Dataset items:
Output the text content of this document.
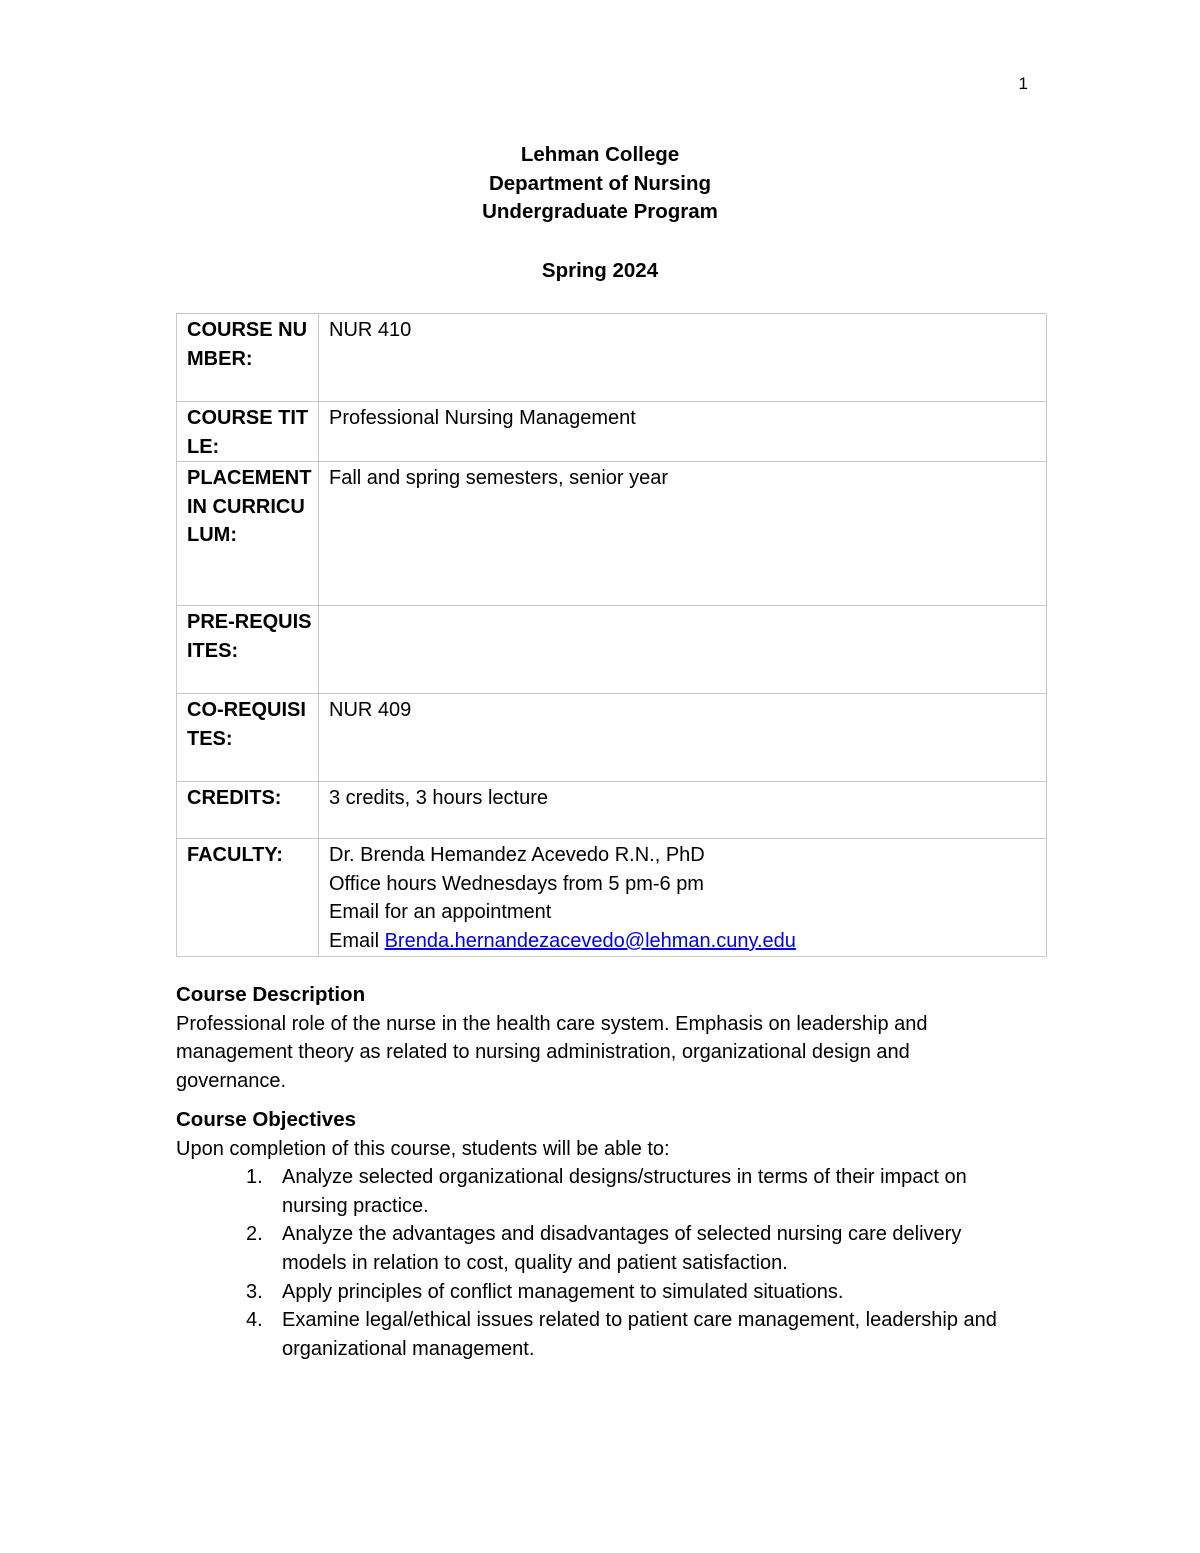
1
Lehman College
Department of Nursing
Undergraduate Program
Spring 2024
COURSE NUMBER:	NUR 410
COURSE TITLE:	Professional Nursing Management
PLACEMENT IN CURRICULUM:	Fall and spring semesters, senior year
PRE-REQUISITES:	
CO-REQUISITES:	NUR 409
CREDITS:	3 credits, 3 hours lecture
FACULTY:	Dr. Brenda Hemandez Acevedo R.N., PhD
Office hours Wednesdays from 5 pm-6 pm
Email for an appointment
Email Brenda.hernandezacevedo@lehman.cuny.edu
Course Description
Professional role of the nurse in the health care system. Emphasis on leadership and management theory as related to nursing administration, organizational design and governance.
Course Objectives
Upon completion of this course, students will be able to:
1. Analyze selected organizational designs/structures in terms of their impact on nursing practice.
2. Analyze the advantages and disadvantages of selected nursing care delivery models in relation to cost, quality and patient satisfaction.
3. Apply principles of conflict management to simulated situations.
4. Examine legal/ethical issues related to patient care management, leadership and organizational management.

==

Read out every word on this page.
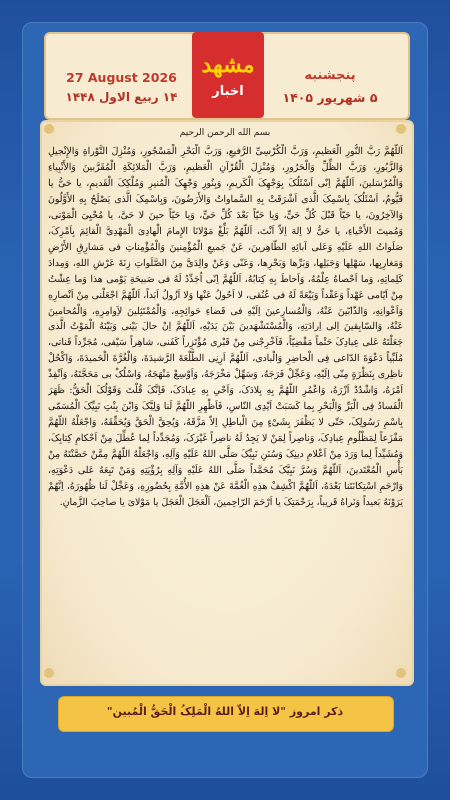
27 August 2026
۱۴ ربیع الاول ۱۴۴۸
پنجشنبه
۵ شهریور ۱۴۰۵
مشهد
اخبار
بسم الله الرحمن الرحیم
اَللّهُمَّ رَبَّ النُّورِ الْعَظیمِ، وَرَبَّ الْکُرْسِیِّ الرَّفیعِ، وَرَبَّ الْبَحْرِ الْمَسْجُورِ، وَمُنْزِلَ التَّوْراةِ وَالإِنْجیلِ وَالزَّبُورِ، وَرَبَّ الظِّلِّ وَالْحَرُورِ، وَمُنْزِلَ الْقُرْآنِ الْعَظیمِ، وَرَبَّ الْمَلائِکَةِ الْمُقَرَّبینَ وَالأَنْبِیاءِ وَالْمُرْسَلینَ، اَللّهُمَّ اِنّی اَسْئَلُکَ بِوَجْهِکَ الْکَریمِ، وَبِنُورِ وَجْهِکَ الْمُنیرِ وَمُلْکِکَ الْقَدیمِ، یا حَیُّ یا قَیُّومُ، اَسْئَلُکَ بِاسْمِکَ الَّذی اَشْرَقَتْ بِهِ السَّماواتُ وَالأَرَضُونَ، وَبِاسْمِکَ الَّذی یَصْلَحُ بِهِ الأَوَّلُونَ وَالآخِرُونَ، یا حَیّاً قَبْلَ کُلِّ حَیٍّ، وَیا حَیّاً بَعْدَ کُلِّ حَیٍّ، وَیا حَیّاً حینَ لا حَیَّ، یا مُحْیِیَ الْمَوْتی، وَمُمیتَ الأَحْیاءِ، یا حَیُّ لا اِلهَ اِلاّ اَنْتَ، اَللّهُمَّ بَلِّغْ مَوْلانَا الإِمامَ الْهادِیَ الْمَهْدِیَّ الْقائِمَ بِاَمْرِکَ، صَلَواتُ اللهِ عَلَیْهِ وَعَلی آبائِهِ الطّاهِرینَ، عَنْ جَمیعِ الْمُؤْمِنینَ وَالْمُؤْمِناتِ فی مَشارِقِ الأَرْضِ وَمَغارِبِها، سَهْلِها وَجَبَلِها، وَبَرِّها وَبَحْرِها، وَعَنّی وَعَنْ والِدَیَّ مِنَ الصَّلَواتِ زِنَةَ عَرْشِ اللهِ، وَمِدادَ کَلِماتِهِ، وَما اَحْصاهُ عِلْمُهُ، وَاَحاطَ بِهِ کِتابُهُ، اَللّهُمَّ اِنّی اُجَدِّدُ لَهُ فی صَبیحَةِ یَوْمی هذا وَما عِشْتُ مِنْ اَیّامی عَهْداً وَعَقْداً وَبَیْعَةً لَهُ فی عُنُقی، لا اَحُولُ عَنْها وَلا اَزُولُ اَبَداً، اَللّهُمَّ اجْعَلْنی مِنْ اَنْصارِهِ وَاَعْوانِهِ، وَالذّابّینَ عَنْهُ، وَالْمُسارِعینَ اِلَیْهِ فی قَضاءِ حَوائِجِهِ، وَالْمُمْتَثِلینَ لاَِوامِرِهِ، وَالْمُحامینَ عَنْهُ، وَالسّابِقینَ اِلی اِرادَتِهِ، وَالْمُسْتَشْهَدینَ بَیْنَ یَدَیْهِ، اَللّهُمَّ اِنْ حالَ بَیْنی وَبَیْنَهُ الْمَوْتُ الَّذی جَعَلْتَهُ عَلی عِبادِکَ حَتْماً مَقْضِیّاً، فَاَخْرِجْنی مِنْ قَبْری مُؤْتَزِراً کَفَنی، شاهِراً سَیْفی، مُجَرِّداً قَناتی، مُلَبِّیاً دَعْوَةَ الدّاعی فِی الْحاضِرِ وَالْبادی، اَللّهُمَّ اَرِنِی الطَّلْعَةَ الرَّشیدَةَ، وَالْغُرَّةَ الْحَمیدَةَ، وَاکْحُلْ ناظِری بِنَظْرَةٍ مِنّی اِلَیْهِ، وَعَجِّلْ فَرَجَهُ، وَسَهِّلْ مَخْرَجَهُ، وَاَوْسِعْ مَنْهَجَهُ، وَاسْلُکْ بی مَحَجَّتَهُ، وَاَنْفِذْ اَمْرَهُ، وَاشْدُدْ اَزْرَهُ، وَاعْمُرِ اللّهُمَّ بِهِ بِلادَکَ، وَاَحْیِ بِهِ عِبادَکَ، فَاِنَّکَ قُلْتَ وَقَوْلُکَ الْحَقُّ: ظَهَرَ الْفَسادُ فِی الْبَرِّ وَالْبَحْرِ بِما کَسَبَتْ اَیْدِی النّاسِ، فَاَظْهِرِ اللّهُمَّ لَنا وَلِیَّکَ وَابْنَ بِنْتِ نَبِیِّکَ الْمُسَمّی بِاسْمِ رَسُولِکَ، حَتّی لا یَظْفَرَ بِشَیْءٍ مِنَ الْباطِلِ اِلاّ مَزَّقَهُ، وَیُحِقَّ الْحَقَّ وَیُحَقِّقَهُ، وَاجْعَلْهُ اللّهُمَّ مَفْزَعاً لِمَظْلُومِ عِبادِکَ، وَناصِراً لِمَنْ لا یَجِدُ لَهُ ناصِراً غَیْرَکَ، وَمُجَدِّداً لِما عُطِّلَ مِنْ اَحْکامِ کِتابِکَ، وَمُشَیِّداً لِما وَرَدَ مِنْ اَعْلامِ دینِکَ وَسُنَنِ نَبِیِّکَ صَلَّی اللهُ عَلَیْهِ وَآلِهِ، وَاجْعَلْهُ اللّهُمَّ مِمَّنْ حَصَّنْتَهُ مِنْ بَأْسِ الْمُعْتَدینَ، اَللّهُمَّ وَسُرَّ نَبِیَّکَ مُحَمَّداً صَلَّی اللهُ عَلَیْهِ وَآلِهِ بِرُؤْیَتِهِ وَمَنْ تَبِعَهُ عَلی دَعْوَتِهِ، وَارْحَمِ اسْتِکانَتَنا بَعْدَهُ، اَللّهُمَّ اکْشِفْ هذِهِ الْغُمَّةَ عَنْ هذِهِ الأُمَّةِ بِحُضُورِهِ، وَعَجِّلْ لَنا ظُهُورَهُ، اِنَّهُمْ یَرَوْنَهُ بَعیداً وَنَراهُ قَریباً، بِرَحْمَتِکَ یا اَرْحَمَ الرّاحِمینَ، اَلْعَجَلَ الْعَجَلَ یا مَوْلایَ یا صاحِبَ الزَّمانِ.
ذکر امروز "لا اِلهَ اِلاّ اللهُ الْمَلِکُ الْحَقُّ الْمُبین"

- _OBJECTIVE_: Go through the entries above and copy every line containing "leadership".

- _WRITTEN RESPONSE_:
Professional role of the nurse in the health care system. Emphasis on leadership and management theory as related to nursing administration, organizational design and governance.
4. Examine legal/ethical issues related to patient care management, leadership and organizational management.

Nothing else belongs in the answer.